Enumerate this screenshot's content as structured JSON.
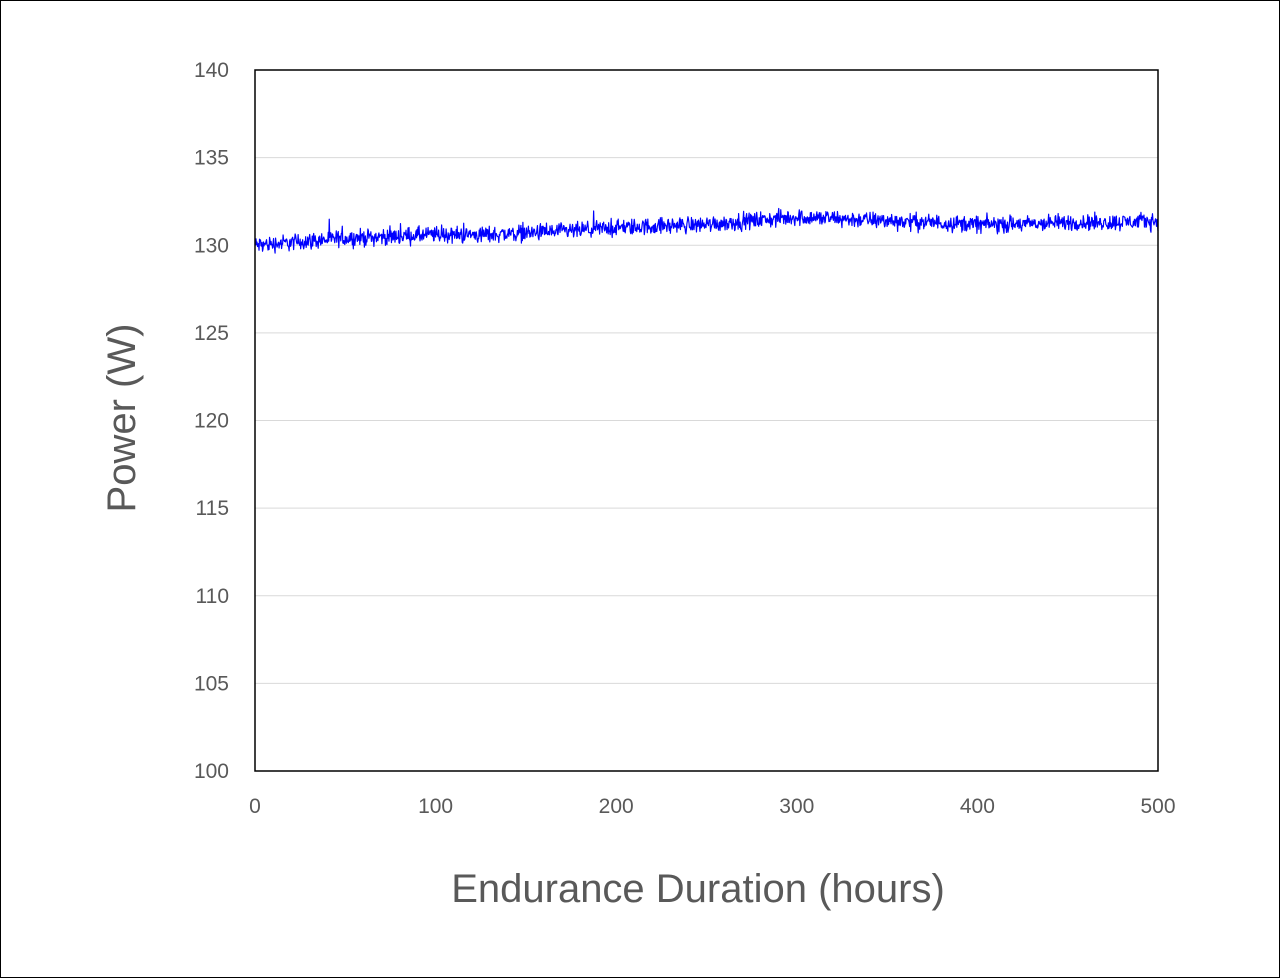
{
  "chart_data": {
    "type": "line",
    "title": "",
    "xlabel": "Endurance Duration (hours)",
    "ylabel": "Power (W)",
    "xlim": [
      0,
      500
    ],
    "ylim": [
      100,
      140
    ],
    "x_ticks": [
      0,
      100,
      200,
      300,
      400,
      500
    ],
    "y_ticks": [
      100,
      105,
      110,
      115,
      120,
      125,
      130,
      135,
      140
    ],
    "grid": "horizontal",
    "legend": "none",
    "series": [
      {
        "color": "#0000FF",
        "x": [
          0,
          25,
          50,
          75,
          100,
          125,
          150,
          175,
          200,
          225,
          250,
          275,
          300,
          325,
          350,
          375,
          400,
          425,
          450,
          475,
          500
        ],
        "y": [
          130.0,
          130.2,
          130.4,
          130.5,
          130.6,
          130.6,
          130.7,
          130.8,
          131.0,
          131.1,
          131.2,
          131.4,
          131.6,
          131.5,
          131.4,
          131.3,
          131.2,
          131.2,
          131.3,
          131.3,
          131.4
        ],
        "noise_band": 0.7
      }
    ]
  }
}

.....

_GIVEN INSTRUCTION_: Restate every record exactly, please; do not copy the pictures.

_COMPLETE OUTPUT_:
Enumerate this screenshot's content as structured JSON.
{
  "chart_data": {
    "type": "line",
    "title": "",
    "xlabel": "Endurance Duration (hours)",
    "ylabel": "Power (W)",
    "xlim": [
      0,
      500
    ],
    "ylim": [
      100,
      140
    ],
    "x_ticks": [
      0,
      100,
      200,
      300,
      400,
      500
    ],
    "y_ticks": [
      100,
      105,
      110,
      115,
      120,
      125,
      130,
      135,
      140
    ],
    "grid": "horizontal",
    "legend": "none",
    "series": [
      {
        "color": "#0000FF",
        "x": [
          0,
          25,
          50,
          75,
          100,
          125,
          150,
          175,
          200,
          225,
          250,
          275,
          300,
          325,
          350,
          375,
          400,
          425,
          450,
          475,
          500
        ],
        "y": [
          130.0,
          130.2,
          130.4,
          130.5,
          130.6,
          130.6,
          130.7,
          130.8,
          131.0,
          131.1,
          131.2,
          131.4,
          131.6,
          131.5,
          131.4,
          131.3,
          131.2,
          131.2,
          131.3,
          131.3,
          131.4
        ],
        "noise_band": 0.7
      }
    ]
  }
}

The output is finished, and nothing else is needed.